Retype all of the entries word for word.

=-=-=

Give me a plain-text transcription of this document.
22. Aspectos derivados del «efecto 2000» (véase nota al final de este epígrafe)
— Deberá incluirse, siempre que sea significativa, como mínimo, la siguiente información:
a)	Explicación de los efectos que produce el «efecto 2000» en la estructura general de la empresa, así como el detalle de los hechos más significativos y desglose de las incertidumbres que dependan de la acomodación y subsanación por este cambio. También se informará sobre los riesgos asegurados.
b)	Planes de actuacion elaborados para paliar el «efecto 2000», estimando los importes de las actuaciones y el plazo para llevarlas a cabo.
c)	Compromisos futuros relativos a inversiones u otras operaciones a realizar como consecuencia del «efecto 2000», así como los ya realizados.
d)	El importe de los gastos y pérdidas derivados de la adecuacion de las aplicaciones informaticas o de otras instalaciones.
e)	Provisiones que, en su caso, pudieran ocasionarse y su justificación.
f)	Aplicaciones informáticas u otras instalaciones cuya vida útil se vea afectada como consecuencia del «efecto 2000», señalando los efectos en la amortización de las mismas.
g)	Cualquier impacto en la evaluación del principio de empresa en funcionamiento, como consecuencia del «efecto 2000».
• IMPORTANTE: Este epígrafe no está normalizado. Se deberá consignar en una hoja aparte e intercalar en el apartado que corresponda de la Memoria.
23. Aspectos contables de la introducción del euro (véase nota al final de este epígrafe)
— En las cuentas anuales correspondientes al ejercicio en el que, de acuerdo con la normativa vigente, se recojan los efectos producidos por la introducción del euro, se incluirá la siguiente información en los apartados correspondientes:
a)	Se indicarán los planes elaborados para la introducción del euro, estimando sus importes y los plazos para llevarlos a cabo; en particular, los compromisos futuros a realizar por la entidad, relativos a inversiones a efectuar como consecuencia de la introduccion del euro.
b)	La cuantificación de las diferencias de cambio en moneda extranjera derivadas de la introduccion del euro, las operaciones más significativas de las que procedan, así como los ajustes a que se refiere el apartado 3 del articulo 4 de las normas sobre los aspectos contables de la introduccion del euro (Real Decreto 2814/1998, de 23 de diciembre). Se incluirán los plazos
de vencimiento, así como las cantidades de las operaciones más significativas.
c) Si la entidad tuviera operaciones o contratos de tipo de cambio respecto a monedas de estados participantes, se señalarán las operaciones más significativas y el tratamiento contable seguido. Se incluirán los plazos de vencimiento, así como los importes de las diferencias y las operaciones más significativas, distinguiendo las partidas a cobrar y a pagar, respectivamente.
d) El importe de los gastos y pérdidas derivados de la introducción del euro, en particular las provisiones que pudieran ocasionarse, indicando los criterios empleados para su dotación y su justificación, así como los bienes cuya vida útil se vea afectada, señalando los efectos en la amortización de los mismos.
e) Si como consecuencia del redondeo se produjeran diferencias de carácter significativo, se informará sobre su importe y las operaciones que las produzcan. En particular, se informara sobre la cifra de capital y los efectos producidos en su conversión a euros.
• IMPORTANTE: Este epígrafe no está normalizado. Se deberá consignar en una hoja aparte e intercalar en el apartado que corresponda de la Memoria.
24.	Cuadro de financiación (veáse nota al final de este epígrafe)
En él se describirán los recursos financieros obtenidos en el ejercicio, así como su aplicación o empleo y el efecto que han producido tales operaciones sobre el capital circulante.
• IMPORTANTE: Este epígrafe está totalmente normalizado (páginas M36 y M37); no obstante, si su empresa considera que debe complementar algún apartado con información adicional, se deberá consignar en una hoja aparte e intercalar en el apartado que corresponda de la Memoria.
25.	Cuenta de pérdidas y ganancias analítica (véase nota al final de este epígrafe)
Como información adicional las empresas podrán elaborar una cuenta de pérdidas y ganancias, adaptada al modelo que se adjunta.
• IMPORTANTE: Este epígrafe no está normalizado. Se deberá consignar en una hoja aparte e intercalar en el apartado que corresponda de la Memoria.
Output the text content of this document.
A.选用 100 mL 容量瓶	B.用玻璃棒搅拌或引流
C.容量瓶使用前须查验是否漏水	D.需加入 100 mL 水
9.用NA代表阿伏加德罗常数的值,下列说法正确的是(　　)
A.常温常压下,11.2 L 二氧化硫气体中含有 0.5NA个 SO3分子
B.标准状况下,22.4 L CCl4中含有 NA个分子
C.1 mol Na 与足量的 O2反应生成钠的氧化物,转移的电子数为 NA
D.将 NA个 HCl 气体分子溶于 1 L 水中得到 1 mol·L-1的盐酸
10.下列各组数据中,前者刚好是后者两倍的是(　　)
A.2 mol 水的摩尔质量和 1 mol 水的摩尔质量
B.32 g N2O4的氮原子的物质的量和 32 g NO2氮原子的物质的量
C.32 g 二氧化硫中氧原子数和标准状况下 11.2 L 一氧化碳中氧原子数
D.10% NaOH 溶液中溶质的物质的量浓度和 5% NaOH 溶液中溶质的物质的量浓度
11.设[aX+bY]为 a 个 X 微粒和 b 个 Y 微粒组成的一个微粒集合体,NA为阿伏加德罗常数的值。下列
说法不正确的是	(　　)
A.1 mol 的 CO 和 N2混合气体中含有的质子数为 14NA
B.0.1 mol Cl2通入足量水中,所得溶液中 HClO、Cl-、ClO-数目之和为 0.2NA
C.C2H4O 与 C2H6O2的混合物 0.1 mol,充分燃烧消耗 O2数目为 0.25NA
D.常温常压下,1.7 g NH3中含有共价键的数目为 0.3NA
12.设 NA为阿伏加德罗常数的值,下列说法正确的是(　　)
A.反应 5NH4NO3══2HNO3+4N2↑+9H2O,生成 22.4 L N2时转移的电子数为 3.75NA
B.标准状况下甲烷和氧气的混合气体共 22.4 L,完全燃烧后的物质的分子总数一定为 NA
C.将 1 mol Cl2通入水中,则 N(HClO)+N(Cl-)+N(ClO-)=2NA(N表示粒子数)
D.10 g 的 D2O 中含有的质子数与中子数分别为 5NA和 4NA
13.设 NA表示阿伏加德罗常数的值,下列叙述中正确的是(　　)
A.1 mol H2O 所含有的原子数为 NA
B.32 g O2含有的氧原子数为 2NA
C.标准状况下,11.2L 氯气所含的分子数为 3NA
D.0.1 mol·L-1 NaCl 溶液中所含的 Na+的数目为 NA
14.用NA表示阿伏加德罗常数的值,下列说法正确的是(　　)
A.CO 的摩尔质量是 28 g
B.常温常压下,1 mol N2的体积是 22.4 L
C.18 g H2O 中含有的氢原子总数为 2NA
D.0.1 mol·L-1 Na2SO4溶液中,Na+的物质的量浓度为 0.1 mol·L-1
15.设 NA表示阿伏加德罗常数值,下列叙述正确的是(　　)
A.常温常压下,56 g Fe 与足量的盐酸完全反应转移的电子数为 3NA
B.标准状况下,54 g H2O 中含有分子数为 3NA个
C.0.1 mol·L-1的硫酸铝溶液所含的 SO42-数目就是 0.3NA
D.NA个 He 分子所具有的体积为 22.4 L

=-=-=

Solved problem:
Give me a plain-text transcription of this document.
22. Aspectos derivados del «efecto 2000» (véase nota al final de este epígrafe)
— Deberá incluirse, siempre que sea significativa, como mínimo, la siguiente información:
a)	Explicación de los efectos que produce el «efecto 2000» en la estructura general de la empresa, así como el detalle de los hechos más significativos y desglose de las incertidumbres que dependan de la acomodación y subsanación por este cambio. También se informará sobre los riesgos asegurados.
b)	Planes de actuacion elaborados para paliar el «efecto 2000», estimando los importes de las actuaciones y el plazo para llevarlas a cabo.
c)	Compromisos futuros relativos a inversiones u otras operaciones a realizar como consecuencia del «efecto 2000», así como los ya realizados.
d)	El importe de los gastos y pérdidas derivados de la adecuacion de las aplicaciones informaticas o de otras instalaciones.
e)	Provisiones que, en su caso, pudieran ocasionarse y su justificación.
f)	Aplicaciones informáticas u otras instalaciones cuya vida útil se vea afectada como consecuencia del «efecto 2000», señalando los efectos en la amortización de las mismas.
g)	Cualquier impacto en la evaluación del principio de empresa en funcionamiento, como consecuencia del «efecto 2000».
• IMPORTANTE: Este epígrafe no está normalizado. Se deberá consignar en una hoja aparte e intercalar en el apartado que corresponda de la Memoria.
23. Aspectos contables de la introducción del euro (véase nota al final de este epígrafe)
— En las cuentas anuales correspondientes al ejercicio en el que, de acuerdo con la normativa vigente, se recojan los efectos producidos por la introducción del euro, se incluirá la siguiente información en los apartados correspondientes:
a)	Se indicarán los planes elaborados para la introducción del euro, estimando sus importes y los plazos para llevarlos a cabo; en particular, los compromisos futuros a realizar por la entidad, relativos a inversiones a efectuar como consecuencia de la introduccion del euro.
b)	La cuantificación de las diferencias de cambio en moneda extranjera derivadas de la introduccion del euro, las operaciones más significativas de las que procedan, así como los ajustes a que se refiere el apartado 3 del articulo 4 de las normas sobre los aspectos contables de la introduccion del euro (Real Decreto 2814/1998, de 23 de diciembre). Se incluirán los plazos
de vencimiento, así como las cantidades de las operaciones más significativas.
c) Si la entidad tuviera operaciones o contratos de tipo de cambio respecto a monedas de estados participantes, se señalarán las operaciones más significativas y el tratamiento contable seguido. Se incluirán los plazos de vencimiento, así como los importes de las diferencias y las operaciones más significativas, distinguiendo las partidas a cobrar y a pagar, respectivamente.
d) El importe de los gastos y pérdidas derivados de la introducción del euro, en particular las provisiones que pudieran ocasionarse, indicando los criterios empleados para su dotación y su justificación, así como los bienes cuya vida útil se vea afectada, señalando los efectos en la amortización de los mismos.
e) Si como consecuencia del redondeo se produjeran diferencias de carácter significativo, se informará sobre su importe y las operaciones que las produzcan. En particular, se informara sobre la cifra de capital y los efectos producidos en su conversión a euros.
• IMPORTANTE: Este epígrafe no está normalizado. Se deberá consignar en una hoja aparte e intercalar en el apartado que corresponda de la Memoria.
24.	Cuadro de financiación (veáse nota al final de este epígrafe)
En él se describirán los recursos financieros obtenidos en el ejercicio, así como su aplicación o empleo y el efecto que han producido tales operaciones sobre el capital circulante.
• IMPORTANTE: Este epígrafe está totalmente normalizado (páginas M36 y M37); no obstante, si su empresa considera que debe complementar algún apartado con información adicional, se deberá consignar en una hoja aparte e intercalar en el apartado que corresponda de la Memoria.
25.	Cuenta de pérdidas y ganancias analítica (véase nota al final de este epígrafe)
Como información adicional las empresas podrán elaborar una cuenta de pérdidas y ganancias, adaptada al modelo que se adjunta.
• IMPORTANTE: Este epígrafe no está normalizado. Se deberá consignar en una hoja aparte e intercalar en el apartado que corresponda de la Memoria.
Output the text content of this document.
A.选用 100 mL 容量瓶	B.用玻璃棒搅拌或引流
C.容量瓶使用前须查验是否漏水	D.需加入 100 mL 水
9.用NA代表阿伏加德罗常数的值,下列说法正确的是(　　)
A.常温常压下,11.2 L 二氧化硫气体中含有 0.5NA个 SO3分子
B.标准状况下,22.4 L CCl4中含有 NA个分子
C.1 mol Na 与足量的 O2反应生成钠的氧化物,转移的电子数为 NA
D.将 NA个 HCl 气体分子溶于 1 L 水中得到 1 mol·L-1的盐酸
10.下列各组数据中,前者刚好是后者两倍的是(　　)
A.2 mol 水的摩尔质量和 1 mol 水的摩尔质量
B.32 g N2O4的氮原子的物质的量和 32 g NO2氮原子的物质的量
C.32 g 二氧化硫中氧原子数和标准状况下 11.2 L 一氧化碳中氧原子数
D.10% NaOH 溶液中溶质的物质的量浓度和 5% NaOH 溶液中溶质的物质的量浓度
11.设[aX+bY]为 a 个 X 微粒和 b 个 Y 微粒组成的一个微粒集合体,NA为阿伏加德罗常数的值。下列
说法不正确的是	(　　)
A.1 mol 的 CO 和 N2混合气体中含有的质子数为 14NA
B.0.1 mol Cl2通入足量水中,所得溶液中 HClO、Cl-、ClO-数目之和为 0.2NA
C.C2H4O 与 C2H6O2的混合物 0.1 mol,充分燃烧消耗 O2数目为 0.25NA
D.常温常压下,1.7 g NH3中含有共价键的数目为 0.3NA
12.设 NA为阿伏加德罗常数的值,下列说法正确的是(　　)
A.反应 5NH4NO3══2HNO3+4N2↑+9H2O,生成 22.4 L N2时转移的电子数为 3.75NA
B.标准状况下甲烷和氧气的混合气体共 22.4 L,完全燃烧后的物质的分子总数一定为 NA
C.将 1 mol Cl2通入水中,则 N(HClO)+N(Cl-)+N(ClO-)=2NA(N表示粒子数)
D.10 g 的 D2O 中含有的质子数与中子数分别为 5NA和 4NA
13.设 NA表示阿伏加德罗常数的值,下列叙述中正确的是(　　)
A.1 mol H2O 所含有的原子数为 NA
B.32 g O2含有的氧原子数为 2NA
C.标准状况下,11.2L 氯气所含的分子数为 3NA
D.0.1 mol·L-1 NaCl 溶液中所含的 Na+的数目为 NA
14.用NA表示阿伏加德罗常数的值,下列说法正确的是(　　)
A.CO 的摩尔质量是 28 g
B.常温常压下,1 mol N2的体积是 22.4 L
C.18 g H2O 中含有的氢原子总数为 2NA
D.0.1 mol·L-1 Na2SO4溶液中,Na+的物质的量浓度为 0.1 mol·L-1
15.设 NA表示阿伏加德罗常数值,下列叙述正确的是(　　)
A.常温常压下,56 g Fe 与足量的盐酸完全反应转移的电子数为 3NA
B.标准状况下,54 g H2O 中含有分子数为 3NA个
C.0.1 mol·L-1的硫酸铝溶液所含的 SO42-数目就是 0.3NA
D.NA个 He 分子所具有的体积为 22.4 L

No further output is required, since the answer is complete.